▶ **DATA LINES**

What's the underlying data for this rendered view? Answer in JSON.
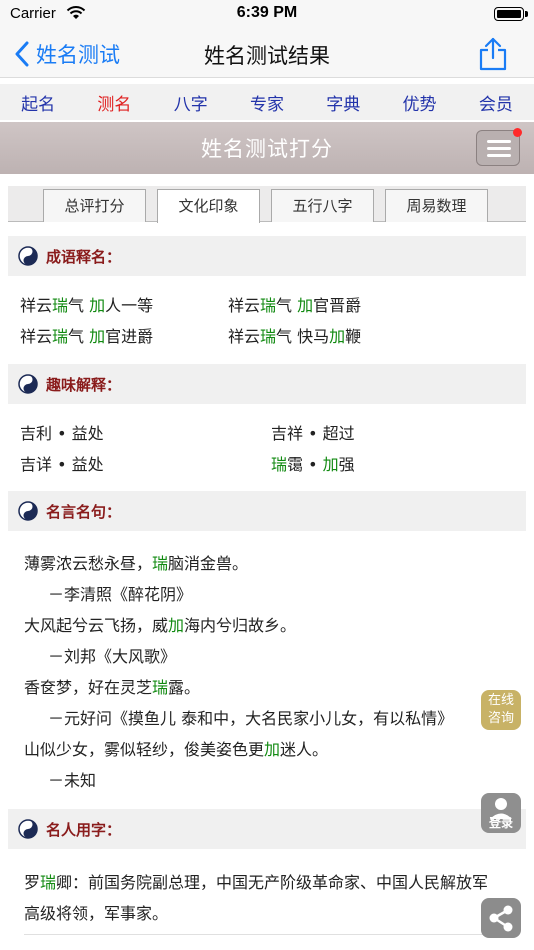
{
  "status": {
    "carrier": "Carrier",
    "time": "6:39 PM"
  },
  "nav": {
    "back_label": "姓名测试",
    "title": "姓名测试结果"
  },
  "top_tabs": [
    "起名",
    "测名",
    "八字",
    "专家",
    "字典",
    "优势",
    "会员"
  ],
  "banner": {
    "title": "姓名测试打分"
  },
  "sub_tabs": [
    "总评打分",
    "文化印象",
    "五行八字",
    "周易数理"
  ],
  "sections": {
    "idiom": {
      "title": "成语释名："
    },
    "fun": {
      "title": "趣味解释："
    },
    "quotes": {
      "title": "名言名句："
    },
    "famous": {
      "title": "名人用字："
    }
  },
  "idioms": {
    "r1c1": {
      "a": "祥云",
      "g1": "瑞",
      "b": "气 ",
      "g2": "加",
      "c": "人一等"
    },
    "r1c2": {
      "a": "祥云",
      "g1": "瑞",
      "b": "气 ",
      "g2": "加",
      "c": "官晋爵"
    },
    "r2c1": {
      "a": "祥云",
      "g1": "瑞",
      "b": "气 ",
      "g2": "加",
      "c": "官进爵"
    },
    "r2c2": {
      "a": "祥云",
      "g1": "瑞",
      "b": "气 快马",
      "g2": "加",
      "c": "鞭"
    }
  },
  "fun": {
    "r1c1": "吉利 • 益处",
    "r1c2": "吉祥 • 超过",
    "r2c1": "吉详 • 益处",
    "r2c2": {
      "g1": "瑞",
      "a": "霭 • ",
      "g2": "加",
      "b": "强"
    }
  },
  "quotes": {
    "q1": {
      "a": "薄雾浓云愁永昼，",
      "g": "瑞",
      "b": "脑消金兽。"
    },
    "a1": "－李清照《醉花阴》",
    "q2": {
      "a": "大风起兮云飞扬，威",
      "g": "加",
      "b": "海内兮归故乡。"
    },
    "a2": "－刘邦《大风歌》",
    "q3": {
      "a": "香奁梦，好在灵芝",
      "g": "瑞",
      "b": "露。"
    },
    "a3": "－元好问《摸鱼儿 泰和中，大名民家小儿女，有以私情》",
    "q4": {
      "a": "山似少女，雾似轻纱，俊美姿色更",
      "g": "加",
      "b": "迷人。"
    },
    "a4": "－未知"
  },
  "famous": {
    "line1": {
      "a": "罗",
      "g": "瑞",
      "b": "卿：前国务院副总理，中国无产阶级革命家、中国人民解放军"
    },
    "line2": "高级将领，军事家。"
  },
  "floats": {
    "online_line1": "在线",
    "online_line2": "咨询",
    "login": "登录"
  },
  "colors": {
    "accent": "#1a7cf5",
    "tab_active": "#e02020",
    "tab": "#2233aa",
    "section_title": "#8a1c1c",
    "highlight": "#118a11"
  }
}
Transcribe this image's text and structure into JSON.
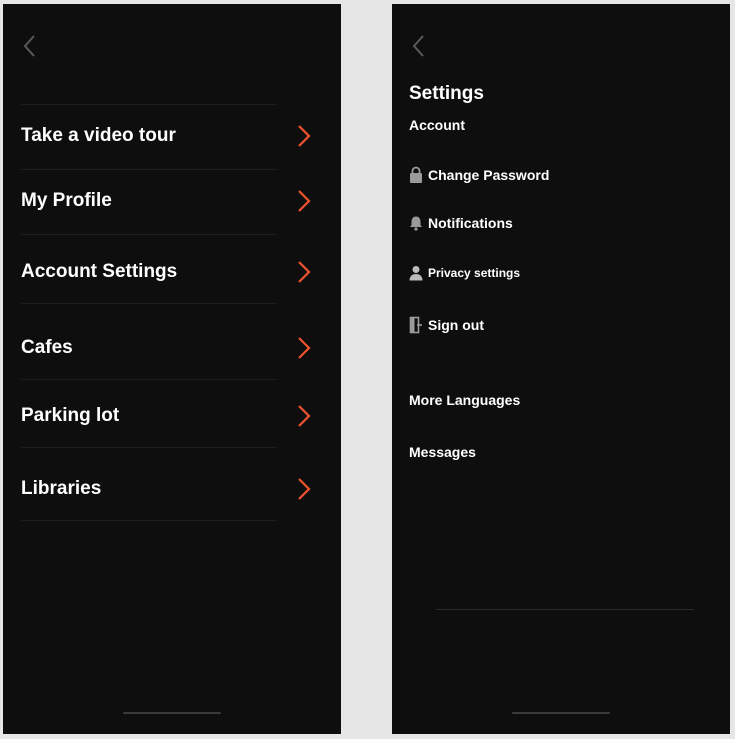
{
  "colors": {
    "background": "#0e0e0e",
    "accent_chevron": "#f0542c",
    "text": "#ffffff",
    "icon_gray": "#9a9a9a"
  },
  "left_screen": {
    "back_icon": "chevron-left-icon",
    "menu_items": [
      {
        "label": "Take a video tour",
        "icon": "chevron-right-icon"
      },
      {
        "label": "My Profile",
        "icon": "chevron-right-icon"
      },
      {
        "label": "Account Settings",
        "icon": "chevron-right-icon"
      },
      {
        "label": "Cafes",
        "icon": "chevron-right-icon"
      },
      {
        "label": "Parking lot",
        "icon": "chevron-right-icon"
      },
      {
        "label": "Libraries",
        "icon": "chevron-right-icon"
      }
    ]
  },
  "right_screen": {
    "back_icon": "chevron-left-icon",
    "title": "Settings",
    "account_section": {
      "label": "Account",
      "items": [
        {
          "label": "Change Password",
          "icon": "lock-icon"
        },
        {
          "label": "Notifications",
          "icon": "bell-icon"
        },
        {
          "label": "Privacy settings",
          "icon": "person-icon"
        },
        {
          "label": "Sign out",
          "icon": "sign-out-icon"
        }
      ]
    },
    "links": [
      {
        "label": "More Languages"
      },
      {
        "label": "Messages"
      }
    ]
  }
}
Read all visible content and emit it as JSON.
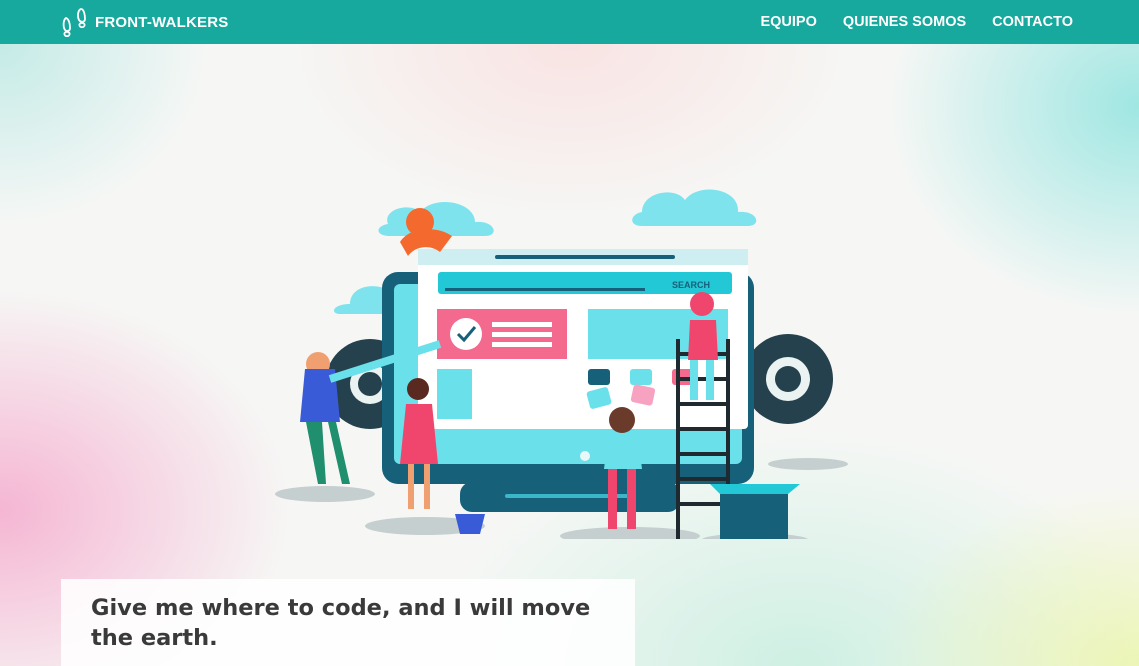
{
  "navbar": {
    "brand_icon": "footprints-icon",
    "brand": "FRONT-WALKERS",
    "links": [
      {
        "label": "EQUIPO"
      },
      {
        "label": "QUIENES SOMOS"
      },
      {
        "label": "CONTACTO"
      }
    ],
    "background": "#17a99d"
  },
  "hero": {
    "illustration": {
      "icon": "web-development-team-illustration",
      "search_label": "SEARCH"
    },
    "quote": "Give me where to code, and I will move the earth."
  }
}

▶ **WORK INSTRUCTIONS**
Check every line for "JSON" and show the ones that have it.

▶ **RESPONSE TO THIS TASK**
What's the underlying data for this rendered view? Answer in JSON.
Transcribe this image's text and structure into JSON.
Read all visible content and emit it as JSON.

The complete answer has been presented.